>> Begin RECORDS FOR THE EXERCISE
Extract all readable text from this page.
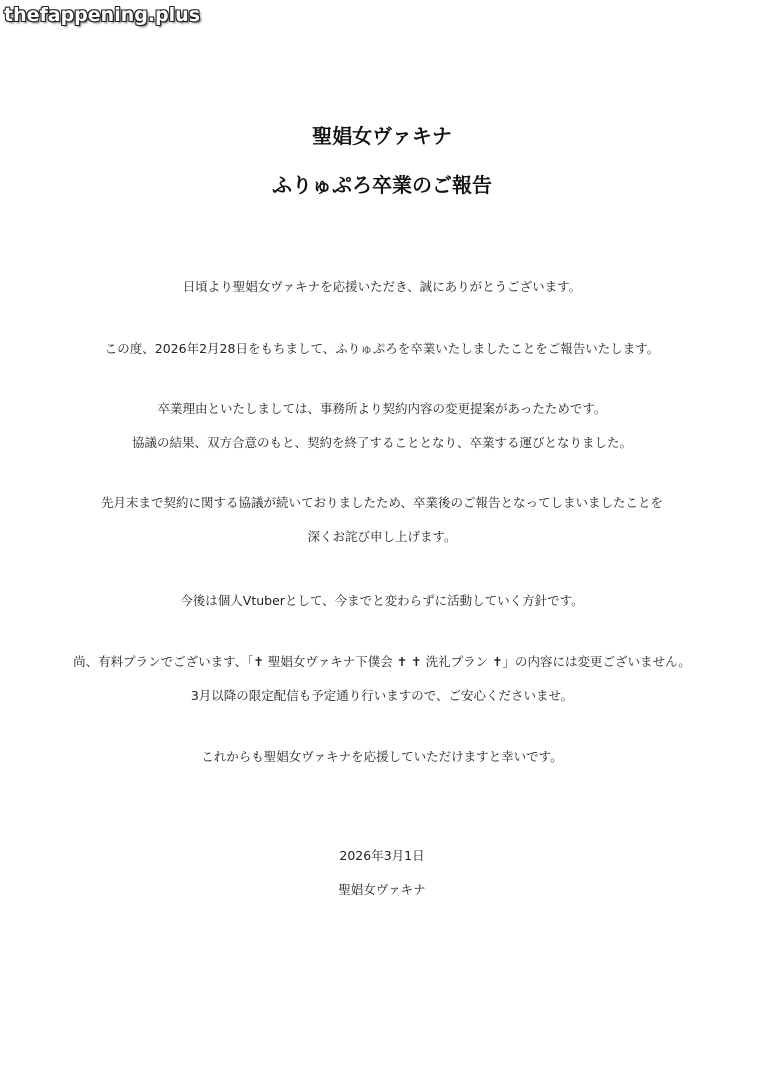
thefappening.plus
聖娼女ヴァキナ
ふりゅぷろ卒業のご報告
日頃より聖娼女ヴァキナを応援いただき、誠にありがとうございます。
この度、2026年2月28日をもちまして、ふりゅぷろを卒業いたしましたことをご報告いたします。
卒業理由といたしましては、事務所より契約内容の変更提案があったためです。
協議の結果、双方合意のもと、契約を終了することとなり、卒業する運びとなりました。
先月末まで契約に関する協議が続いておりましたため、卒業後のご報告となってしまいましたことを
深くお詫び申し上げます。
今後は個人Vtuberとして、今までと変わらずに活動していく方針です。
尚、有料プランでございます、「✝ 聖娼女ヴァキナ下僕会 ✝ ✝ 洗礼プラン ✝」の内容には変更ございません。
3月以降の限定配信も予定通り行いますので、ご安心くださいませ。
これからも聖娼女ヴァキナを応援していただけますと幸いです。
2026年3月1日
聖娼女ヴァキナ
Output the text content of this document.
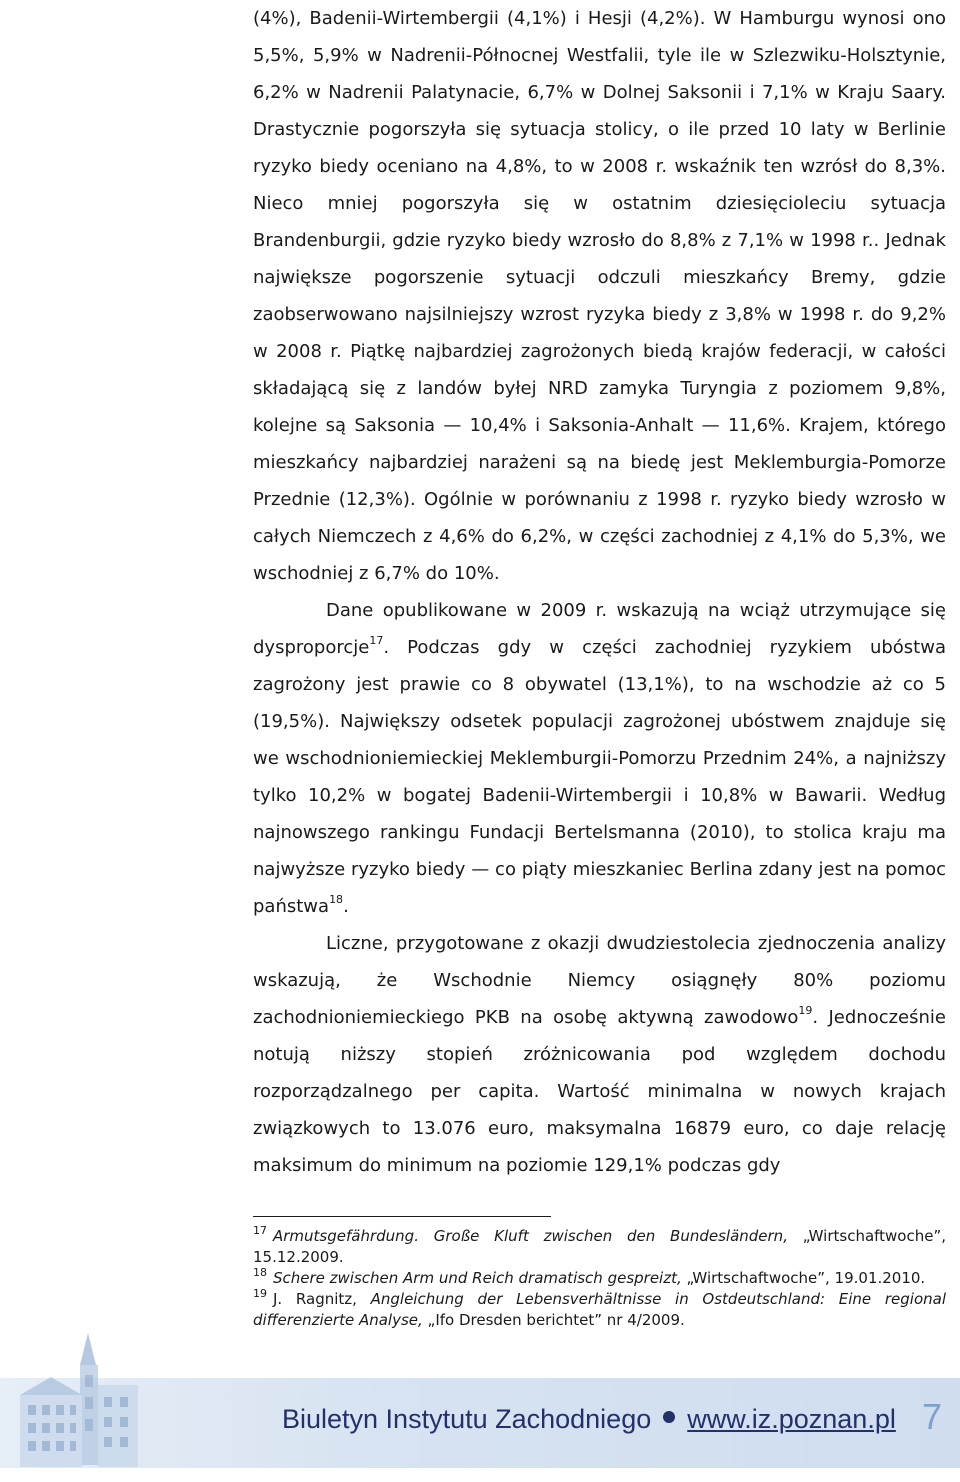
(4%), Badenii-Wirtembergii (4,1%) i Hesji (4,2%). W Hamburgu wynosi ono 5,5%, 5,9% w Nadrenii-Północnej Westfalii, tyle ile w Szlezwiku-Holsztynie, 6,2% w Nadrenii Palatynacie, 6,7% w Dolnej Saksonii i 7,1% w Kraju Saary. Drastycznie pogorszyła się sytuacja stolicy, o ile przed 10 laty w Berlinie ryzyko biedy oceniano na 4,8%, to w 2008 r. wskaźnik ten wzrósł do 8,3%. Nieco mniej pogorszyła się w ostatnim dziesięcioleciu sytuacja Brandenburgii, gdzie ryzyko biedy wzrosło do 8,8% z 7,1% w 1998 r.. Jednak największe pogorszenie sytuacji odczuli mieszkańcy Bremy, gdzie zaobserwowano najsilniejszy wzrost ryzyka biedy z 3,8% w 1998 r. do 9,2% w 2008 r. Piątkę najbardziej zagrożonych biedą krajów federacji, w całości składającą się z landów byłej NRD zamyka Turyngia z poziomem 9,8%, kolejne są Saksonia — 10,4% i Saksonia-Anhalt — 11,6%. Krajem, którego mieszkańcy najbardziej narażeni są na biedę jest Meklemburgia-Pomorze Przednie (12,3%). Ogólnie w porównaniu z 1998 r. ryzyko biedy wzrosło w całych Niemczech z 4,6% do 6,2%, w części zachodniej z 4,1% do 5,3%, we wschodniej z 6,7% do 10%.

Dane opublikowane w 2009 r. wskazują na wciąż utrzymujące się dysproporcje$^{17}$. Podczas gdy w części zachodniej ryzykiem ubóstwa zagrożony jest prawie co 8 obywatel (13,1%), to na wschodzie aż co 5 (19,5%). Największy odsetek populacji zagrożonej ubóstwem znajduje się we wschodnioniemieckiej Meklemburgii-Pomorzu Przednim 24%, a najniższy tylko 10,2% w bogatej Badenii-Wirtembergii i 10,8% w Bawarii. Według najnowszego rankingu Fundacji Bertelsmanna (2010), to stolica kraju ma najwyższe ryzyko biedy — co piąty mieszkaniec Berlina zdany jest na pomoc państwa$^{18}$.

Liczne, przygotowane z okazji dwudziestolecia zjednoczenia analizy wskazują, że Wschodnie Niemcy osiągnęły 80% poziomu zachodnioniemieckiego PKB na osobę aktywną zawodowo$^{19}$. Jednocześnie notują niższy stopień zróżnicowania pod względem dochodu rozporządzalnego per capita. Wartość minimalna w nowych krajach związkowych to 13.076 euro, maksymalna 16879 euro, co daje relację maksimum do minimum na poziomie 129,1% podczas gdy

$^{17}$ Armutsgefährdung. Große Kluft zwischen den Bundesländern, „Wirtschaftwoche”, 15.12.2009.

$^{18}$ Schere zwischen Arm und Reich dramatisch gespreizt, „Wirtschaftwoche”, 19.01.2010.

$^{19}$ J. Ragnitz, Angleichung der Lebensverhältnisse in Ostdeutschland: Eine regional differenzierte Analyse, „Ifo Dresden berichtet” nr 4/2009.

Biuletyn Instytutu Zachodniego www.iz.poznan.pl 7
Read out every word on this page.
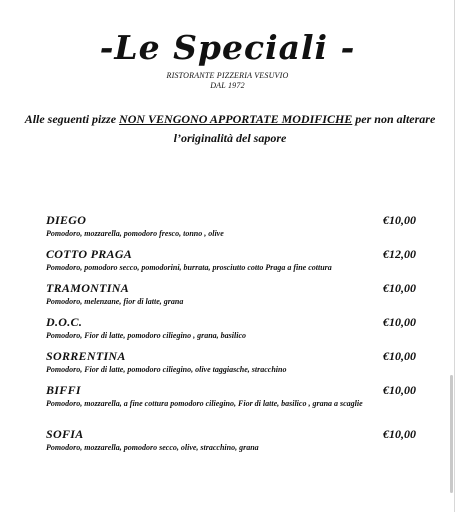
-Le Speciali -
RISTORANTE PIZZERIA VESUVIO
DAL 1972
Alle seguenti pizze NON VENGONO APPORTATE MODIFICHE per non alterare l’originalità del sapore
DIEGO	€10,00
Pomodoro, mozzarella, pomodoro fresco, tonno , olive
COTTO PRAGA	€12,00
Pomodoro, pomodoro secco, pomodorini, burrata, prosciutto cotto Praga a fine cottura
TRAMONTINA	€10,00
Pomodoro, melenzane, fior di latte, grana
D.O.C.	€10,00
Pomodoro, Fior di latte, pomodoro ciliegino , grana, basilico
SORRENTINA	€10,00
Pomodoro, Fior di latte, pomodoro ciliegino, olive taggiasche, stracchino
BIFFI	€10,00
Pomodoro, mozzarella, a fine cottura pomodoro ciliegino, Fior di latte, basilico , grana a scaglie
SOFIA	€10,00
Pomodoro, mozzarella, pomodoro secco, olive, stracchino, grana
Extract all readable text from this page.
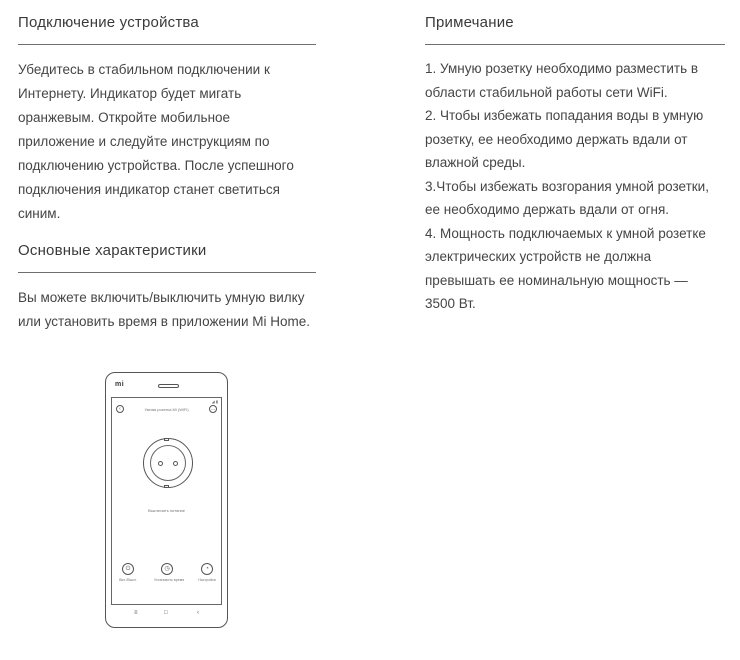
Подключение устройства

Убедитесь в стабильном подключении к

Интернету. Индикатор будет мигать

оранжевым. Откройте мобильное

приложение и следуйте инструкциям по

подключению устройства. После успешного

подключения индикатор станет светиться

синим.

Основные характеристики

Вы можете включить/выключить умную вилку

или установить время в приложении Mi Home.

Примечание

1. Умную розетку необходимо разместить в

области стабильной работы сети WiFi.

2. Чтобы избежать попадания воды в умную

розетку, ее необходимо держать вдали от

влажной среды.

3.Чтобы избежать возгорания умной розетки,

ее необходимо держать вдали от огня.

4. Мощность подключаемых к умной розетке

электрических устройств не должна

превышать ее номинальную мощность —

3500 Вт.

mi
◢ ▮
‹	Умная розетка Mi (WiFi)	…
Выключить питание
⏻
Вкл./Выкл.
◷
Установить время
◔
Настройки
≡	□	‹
>> End RECORDS FOR THE EXERCISE
GOAL ::
Report how many lines in the records hold the word "stracchino", giving the number and nothing else.

CORRECT ANSWER ::
2